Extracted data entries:
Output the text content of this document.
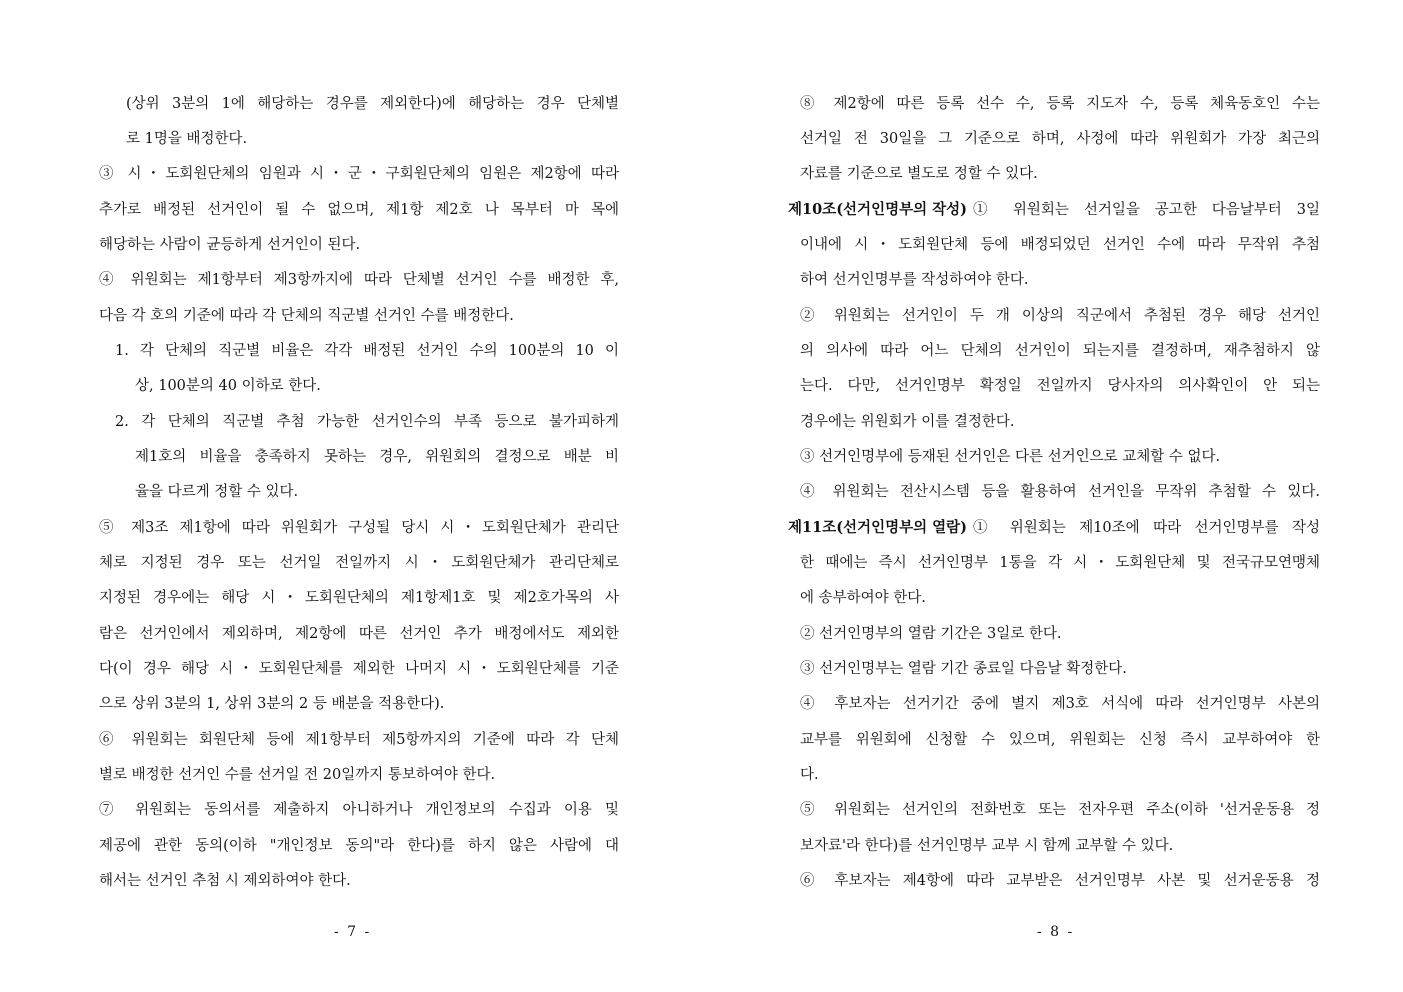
(상위 3분의 1에 해당하는 경우를 제외한다)에 해당하는 경우 단체별
로 1명을 배정한다.
③ 시・도회원단체의 임원과 시・군・구회원단체의 임원은 제2항에 따라
추가로 배정된 선거인이 될 수 없으며, 제1항 제2호 나 목부터 마 목에
해당하는 사람이 균등하게 선거인이 된다.
④ 위원회는 제1항부터 제3항까지에 따라 단체별 선거인 수를 배정한 후,
다음 각 호의 기준에 따라 각 단체의 직군별 선거인 수를 배정한다.
1. 각 단체의 직군별 비율은 각각 배정된 선거인 수의 100분의 10 이
상, 100분의 40 이하로 한다.
2. 각 단체의 직군별 추첨 가능한 선거인수의 부족 등으로 불가피하게
제1호의 비율을 충족하지 못하는 경우, 위원회의 결정으로 배분 비
율을 다르게 정할 수 있다.
⑤ 제3조 제1항에 따라 위원회가 구성될 당시 시・도회원단체가 관리단
체로 지정된 경우 또는 선거일 전일까지 시・도회원단체가 관리단체로
지정된 경우에는 해당 시・도회원단체의 제1항제1호 및 제2호가목의 사
람은 선거인에서 제외하며, 제2항에 따른 선거인 추가 배정에서도 제외한
다(이 경우 해당 시・도회원단체를 제외한 나머지 시・도회원단체를 기준
으로 상위 3분의 1, 상위 3분의 2 등 배분을 적용한다).
⑥ 위원회는 회원단체 등에 제1항부터 제5항까지의 기준에 따라 각 단체
별로 배정한 선거인 수를 선거일 전 20일까지 통보하여야 한다.
⑦ 위원회는 동의서를 제출하지 아니하거나 개인정보의 수집과 이용 및
제공에 관한 동의(이하 "개인정보 동의"라 한다)를 하지 않은 사람에 대
해서는 선거인 추첨 시 제외하여야 한다.
- 7 -
⑧ 제2항에 따른 등록 선수 수, 등록 지도자 수, 등록 체육동호인 수는
선거일 전 30일을 그 기준으로 하며, 사정에 따라 위원회가 가장 최근의
자료를 기준으로 별도로 정할 수 있다.
제10조(선거인명부의 작성) ① 위원회는 선거일을 공고한 다음날부터 3일
이내에 시・도회원단체 등에 배정되었던 선거인 수에 따라 무작위 추첨
하여 선거인명부를 작성하여야 한다.
② 위원회는 선거인이 두 개 이상의 직군에서 추첨된 경우 해당 선거인
의 의사에 따라 어느 단체의 선거인이 되는지를 결정하며, 재추첨하지 않
는다. 다만, 선거인명부 확정일 전일까지 당사자의 의사확인이 안 되는
경우에는 위원회가 이를 결정한다.
③ 선거인명부에 등재된 선거인은 다른 선거인으로 교체할 수 없다.
④ 위원회는 전산시스템 등을 활용하여 선거인을 무작위 추첨할 수 있다.
제11조(선거인명부의 열람) ① 위원회는 제10조에 따라 선거인명부를 작성
한 때에는 즉시 선거인명부 1통을 각 시・도회원단체 및 전국규모연맹체
에 송부하여야 한다.
② 선거인명부의 열람 기간은 3일로 한다.
③ 선거인명부는 열람 기간 종료일 다음날 확정한다.
④ 후보자는 선거기간 중에 별지 제3호 서식에 따라 선거인명부 사본의
교부를 위원회에 신청할 수 있으며, 위원회는 신청 즉시 교부하여야 한
다.
⑤ 위원회는 선거인의 전화번호 또는 전자우편 주소(이하 '선거운동용 정
보자료'라 한다)를 선거인명부 교부 시 함께 교부할 수 있다.
⑥ 후보자는 제4항에 따라 교부받은 선거인명부 사본 및 선거운동용 정
- 8 -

- **TO BE DONE**
Reply with the number of lines in the data that include the string "후보자는" and nothing else.

- **OUTPUT FOR THIS TASK**
2